Saved data entries:
____

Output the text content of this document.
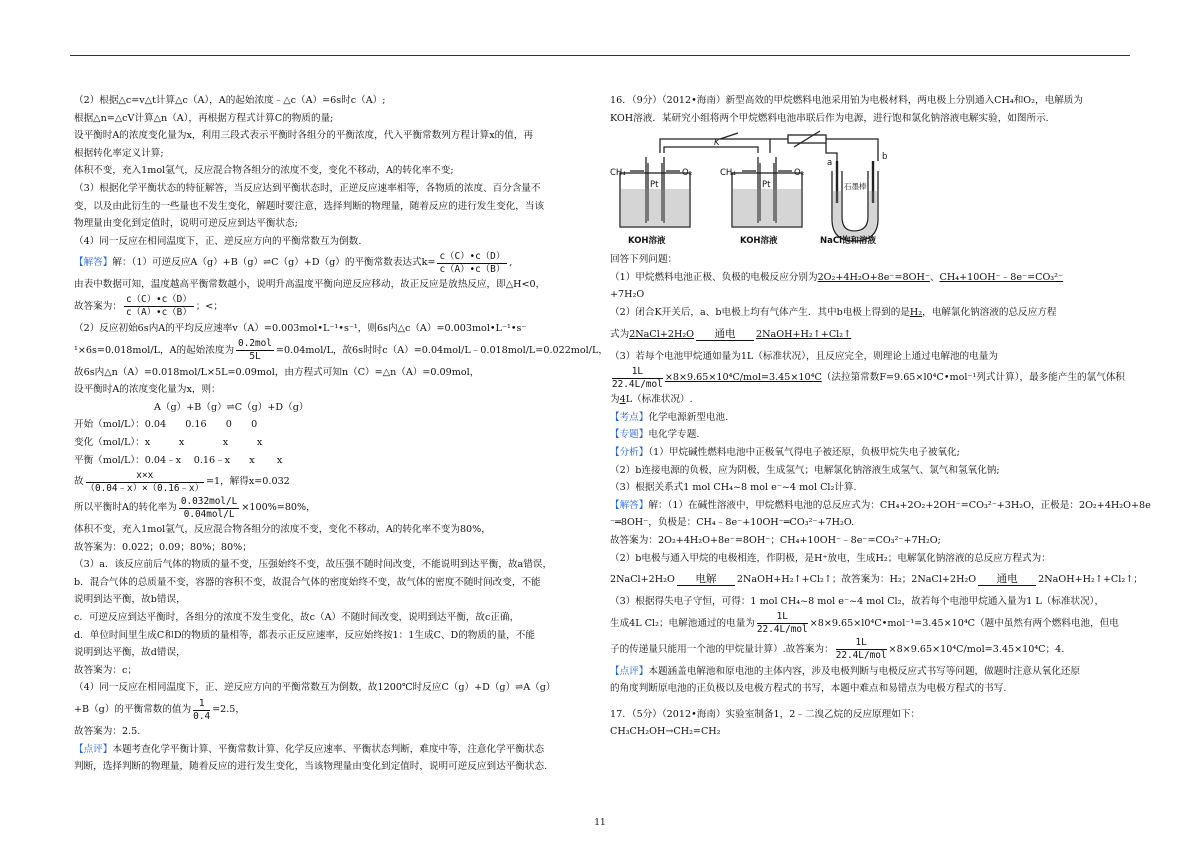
（2）根据△c=v△t计算△c（A），A的起始浓度﹣△c（A）=6s时c（A）;
根据△n=△cV计算△n（A），再根据方程式计算C的物质的量;
设平衡时A的浓度变化量为x，利用三段式表示平衡时各组分的平衡浓度，代入平衡常数列方程计算x的值，再
根据转化率定义计算;
体积不变，充入1mol氩气，反应混合物各组分的浓度不变，变化不移动，A的转化率不变;
（3）根据化学平衡状态的特征解答，当反应达到平衡状态时，正逆反应速率相等，各物质的浓度、百分含量不
变，以及由此衍生的一些量也不发生变化，解题时要注意，选择判断的物理量，随着反应的进行发生变化，当该
物理量由变化到定值时，说明可逆反应到达平衡状态;
（4）同一反应在相同温度下，正、逆反应方向的平衡常数互为倒数.
【解答】 解：（1）可逆反应A（g）+B（g）⇌C（g）+D（g）的平衡常数表达式$k= \frac{c(C)•c(D)}{c(A)•c(B)}$ ,
由表中数据可知，温度越高平衡常数越小，说明升高温度平衡向逆反应移动，故正反应是放热反应，即△H<0，
故答案为： $\frac{c(C)•c(D)}{c(A)•c(B)}$ ；<；
（2）反应初始6s内A的平均反应速率v（A）=0.003mol•L⁻¹•s⁻¹，则6s内△c（A）=0.003mol•L⁻¹•s⁻
¹×6s=0.018mol/L，A的起始浓度为 $\frac{\text{0.2mol}}{5L} =0.04mol/L$，故6s时时c（A）=0.04mol/L﹣0.018mol/L=0.022mol/L，
故6s内△n（A）=0.018mol/L×5L=0.09mol，由方程式可知n（C）=△n（A）=0.09mol，
设平衡时A的浓度变化量为x，则：
A（g）+B（g）⇌C（g）+D（g）
开始（mol/L）：0.04　　0.16　　0　　0
变化（mol/L）：x　　　x　　　　x　　　x
平衡（mol/L）：0.04﹣x　 0.16﹣x　　x　　 x
故 $\frac{x\times x}{(0.04﹣x)\times(0.16﹣x)} =1$，解得x=0.032
所以平衡时A的转化率为 $\frac{\text{0.032mol/L}}{\text{0.04mol/L}} \times 100\%=80\%$，
体积不变，充入1mol氩气，反应混合物各组分的浓度不变，变化不移动，A的转化率不变为80%，
故答案为：0.022；0.09；80%；80%；
（3）a．该反应前后气体的物质的量不变，压强始终不变，故压强不随时间改变，不能说明到达平衡，故a错误，
b．混合气体的总质量不变，容器的容积不变，故混合气体的密度始终不变，故气体的密度不随时间改变，不能
说明到达平衡，故b错误，
c．可逆反应到达平衡时，各组分的浓度不发生变化，故c（A）不随时间改变，说明到达平衡，故c正确，
d．单位时间里生成C和D的物质的量相等，都表示正反应速率，反应始终按1：1生成C、D的物质的量，不能
说明到达平衡，故d错误，
故答案为：c；
（4）同一反应在相同温度下，正、逆反应方向的平衡常数互为倒数，故1200℃时反应C（g）+D（g）⇌A（g）
+B（g）的平衡常数的值为 $\frac{1}{0.4} =2.5$，
故答案为：2.5.
【点评】本题考查化学平衡计算、平衡常数计算、化学反应速率、平衡状态判断，难度中等，注意化学平衡状态
判断，选择判断的物理量，随着反应的进行发生变化，当该物理量由变化到定值时，说明可逆反应到达平衡状态.
16．（9分）（2012•海南）新型高效的甲烷燃料电池采用铂为电极材料，两电极上分别通入CH₄和O₂，电解质为
KOH溶液．某研究小组将两个甲烷燃料电池串联后作为电源，进行饱和氯化钠溶液电解实验，如图所示．
CH₄	O₂
Pt
KOH溶液
CH₄	O₂
Pt
KOH溶液
K
a
b
石墨棒
NaCl饱和溶液
回答下列问题：
（1）甲烷燃料电池正极、负极的电极反应分别为2O₂+4H₂O+8e⁻=8OH⁻、CH₄+10OH⁻﹣8e⁻=CO₃²⁻
+7H₂O
（2）闭合K开关后，a、b电极上均有气体产生．其中b电极上得到的是H₂，电解氯化钠溶液的总反应方程
式为 2NaCl+2H₂O	通电	2NaOH+H₂↑+Cl₂↑
（3）若每个电池甲烷通如量为1L（标准状况），且反应完全，则理论上通过电解池的电量为
$\frac{1L}{\text{22.4L/mol}} \times 8\times 9.65\times 10^4C/mol=3.45\times 10^4C$ （法拉第常数F=9.65×l0⁴C•mol⁻¹列式计算），最多能产生的氯气体积
为4L（标准状况）.
【考点】化学电源新型电池.
【专题】电化学专题.
【分析】（1）甲烷碱性燃料电池中正极氧气得电子被还原，负极甲烷失电子被氧化;
（2）b连接电源的负极，应为阴极，生成氢气；电解氯化钠溶液生成氢气、氯气和氢氧化钠;
（3）根据关系式1 mol CH₄~8 mol e⁻~4 mol Cl₂计算.
【解答】解：（1）在碱性溶液中，甲烷燃料电池的总反应式为：CH₄+2O₂+2OH⁻=CO₃²⁻+3H₂O，正极是：2O₂+4H₂O+8e
⁻═8OH⁻，负极是：CH₄﹣8e⁻+10OH⁻═CO₃²⁻+7H₂O.
故答案为：2O₂+4H₂O+8e⁻=8OH⁻；CH₄+10OH⁻﹣8e⁻=CO₃²⁻+7H₂O;
（2）b电极与通入甲烷的电极相连，作阴极，是H⁺放电，生成H₂；电解氯化钠溶液的总反应方程式为：
2NaCl+2H₂O	电解	2NaOH+H₂↑+Cl₂↑；故答案为：H₂；2NaCl+2H₂O	通电	2NaOH+H₂↑+Cl₂↑；
（3）根据得失电子守恒，可得：1 mol CH₄~8 mol e⁻~4 mol Cl₂，故若每个电池甲烷通入量为1 L（标准状况），
生成4L Cl₂；电解池通过的电量为 $\frac{1L}{\text{22.4L/mol}}$ ×8×9.65×l0⁴C•mol⁻¹=3.45×10⁴C（题中虽然有两个燃料电池，但电
子的传递量只能用一个池的甲烷量计算）.故答案为： $\frac{1L}{\text{22.4L/mol}} \times 8\times 9.65\times 10^4C/mol=3.45\times 10^4C$；4.
【点评】本题涵盖电解池和原电池的主体内容，涉及电极判断与电极反应式书写等问题，做题时注意从氧化还原
的角度判断原电池的正负极以及电极方程式的书写，本题中难点和易错点为电极方程式的书写.
17．（5分）（2012•海南）实验室制备1，2﹣二溴乙烷的反应原理如下：
CH₃CH₂OH→CH₂=CH₂
11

____

WHAT THIS TASK INVOLVES
Verbatim reproduction of every record is required; images are left out.

WRITTEN SOLUTION
Output the text content of this document.
（2）根据△c=v△t计算△c（A），A的起始浓度﹣△c（A）=6s时c（A）;
根据△n=△cV计算△n（A），再根据方程式计算C的物质的量;
设平衡时A的浓度变化量为x，利用三段式表示平衡时各组分的平衡浓度，代入平衡常数列方程计算x的值，再
根据转化率定义计算;
体积不变，充入1mol氩气，反应混合物各组分的浓度不变，变化不移动，A的转化率不变;
（3）根据化学平衡状态的特征解答，当反应达到平衡状态时，正逆反应速率相等，各物质的浓度、百分含量不
变，以及由此衍生的一些量也不发生变化，解题时要注意，选择判断的物理量，随着反应的进行发生变化，当该
物理量由变化到定值时，说明可逆反应到达平衡状态;
（4）同一反应在相同温度下，正、逆反应方向的平衡常数互为倒数.
【解答】 解：（1）可逆反应A（g）+B（g）⇌C（g）+D（g）的平衡常数表达式$k= \frac{c(C)•c(D)}{c(A)•c(B)}$ ,
由表中数据可知，温度越高平衡常数越小，说明升高温度平衡向逆反应移动，故正反应是放热反应，即△H<0，
故答案为： $\frac{c(C)•c(D)}{c(A)•c(B)}$ ；<；
（2）反应初始6s内A的平均反应速率v（A）=0.003mol•L⁻¹•s⁻¹，则6s内△c（A）=0.003mol•L⁻¹•s⁻
¹×6s=0.018mol/L，A的起始浓度为 $\frac{\text{0.2mol}}{5L} =0.04mol/L$，故6s时时c（A）=0.04mol/L﹣0.018mol/L=0.022mol/L，
故6s内△n（A）=0.018mol/L×5L=0.09mol，由方程式可知n（C）=△n（A）=0.09mol，
设平衡时A的浓度变化量为x，则：
A（g）+B（g）⇌C（g）+D（g）
开始（mol/L）：0.04　　0.16　　0　　0
变化（mol/L）：x　　　x　　　　x　　　x
平衡（mol/L）：0.04﹣x　 0.16﹣x　　x　　 x
故 $\frac{x\times x}{(0.04﹣x)\times(0.16﹣x)} =1$，解得x=0.032
所以平衡时A的转化率为 $\frac{\text{0.032mol/L}}{\text{0.04mol/L}} \times 100\%=80\%$，
体积不变，充入1mol氩气，反应混合物各组分的浓度不变，变化不移动，A的转化率不变为80%，
故答案为：0.022；0.09；80%；80%；
（3）a．该反应前后气体的物质的量不变，压强始终不变，故压强不随时间改变，不能说明到达平衡，故a错误，
b．混合气体的总质量不变，容器的容积不变，故混合气体的密度始终不变，故气体的密度不随时间改变，不能
说明到达平衡，故b错误，
c．可逆反应到达平衡时，各组分的浓度不发生变化，故c（A）不随时间改变，说明到达平衡，故c正确，
d．单位时间里生成C和D的物质的量相等，都表示正反应速率，反应始终按1：1生成C、D的物质的量，不能
说明到达平衡，故d错误，
故答案为：c；
（4）同一反应在相同温度下，正、逆反应方向的平衡常数互为倒数，故1200℃时反应C（g）+D（g）⇌A（g）
+B（g）的平衡常数的值为 $\frac{1}{0.4} =2.5$，
故答案为：2.5.
【点评】本题考查化学平衡计算、平衡常数计算、化学反应速率、平衡状态判断，难度中等，注意化学平衡状态
判断，选择判断的物理量，随着反应的进行发生变化，当该物理量由变化到定值时，说明可逆反应到达平衡状态.
16．（9分）（2012•海南）新型高效的甲烷燃料电池采用铂为电极材料，两电极上分别通入CH₄和O₂，电解质为
KOH溶液．某研究小组将两个甲烷燃料电池串联后作为电源，进行饱和氯化钠溶液电解实验，如图所示．
CH₄	O₂
Pt
KOH溶液
CH₄	O₂
Pt
KOH溶液
K
a
b
石墨棒
NaCl饱和溶液
回答下列问题：
（1）甲烷燃料电池正极、负极的电极反应分别为2O₂+4H₂O+8e⁻=8OH⁻、CH₄+10OH⁻﹣8e⁻=CO₃²⁻
+7H₂O
（2）闭合K开关后，a、b电极上均有气体产生．其中b电极上得到的是H₂，电解氯化钠溶液的总反应方程
式为 2NaCl+2H₂O	通电	2NaOH+H₂↑+Cl₂↑
（3）若每个电池甲烷通如量为1L（标准状况），且反应完全，则理论上通过电解池的电量为
$\frac{1L}{\text{22.4L/mol}} \times 8\times 9.65\times 10^4C/mol=3.45\times 10^4C$ （法拉第常数F=9.65×l0⁴C•mol⁻¹列式计算），最多能产生的氯气体积
为4L（标准状况）.
【考点】化学电源新型电池.
【专题】电化学专题.
【分析】（1）甲烷碱性燃料电池中正极氧气得电子被还原，负极甲烷失电子被氧化;
（2）b连接电源的负极，应为阴极，生成氢气；电解氯化钠溶液生成氢气、氯气和氢氧化钠;
（3）根据关系式1 mol CH₄~8 mol e⁻~4 mol Cl₂计算.
【解答】解：（1）在碱性溶液中，甲烷燃料电池的总反应式为：CH₄+2O₂+2OH⁻=CO₃²⁻+3H₂O，正极是：2O₂+4H₂O+8e
⁻═8OH⁻，负极是：CH₄﹣8e⁻+10OH⁻═CO₃²⁻+7H₂O.
故答案为：2O₂+4H₂O+8e⁻=8OH⁻；CH₄+10OH⁻﹣8e⁻=CO₃²⁻+7H₂O;
（2）b电极与通入甲烷的电极相连，作阴极，是H⁺放电，生成H₂；电解氯化钠溶液的总反应方程式为：
2NaCl+2H₂O	电解	2NaOH+H₂↑+Cl₂↑；故答案为：H₂；2NaCl+2H₂O	通电	2NaOH+H₂↑+Cl₂↑；
（3）根据得失电子守恒，可得：1 mol CH₄~8 mol e⁻~4 mol Cl₂，故若每个电池甲烷通入量为1 L（标准状况），
生成4L Cl₂；电解池通过的电量为 $\frac{1L}{\text{22.4L/mol}}$ ×8×9.65×l0⁴C•mol⁻¹=3.45×10⁴C（题中虽然有两个燃料电池，但电
子的传递量只能用一个池的甲烷量计算）.故答案为： $\frac{1L}{\text{22.4L/mol}} \times 8\times 9.65\times 10^4C/mol=3.45\times 10^4C$；4.
【点评】本题涵盖电解池和原电池的主体内容，涉及电极判断与电极反应式书写等问题，做题时注意从氧化还原
的角度判断原电池的正负极以及电极方程式的书写，本题中难点和易错点为电极方程式的书写.
17．（5分）（2012•海南）实验室制备1，2﹣二溴乙烷的反应原理如下：
CH₃CH₂OH→CH₂=CH₂
11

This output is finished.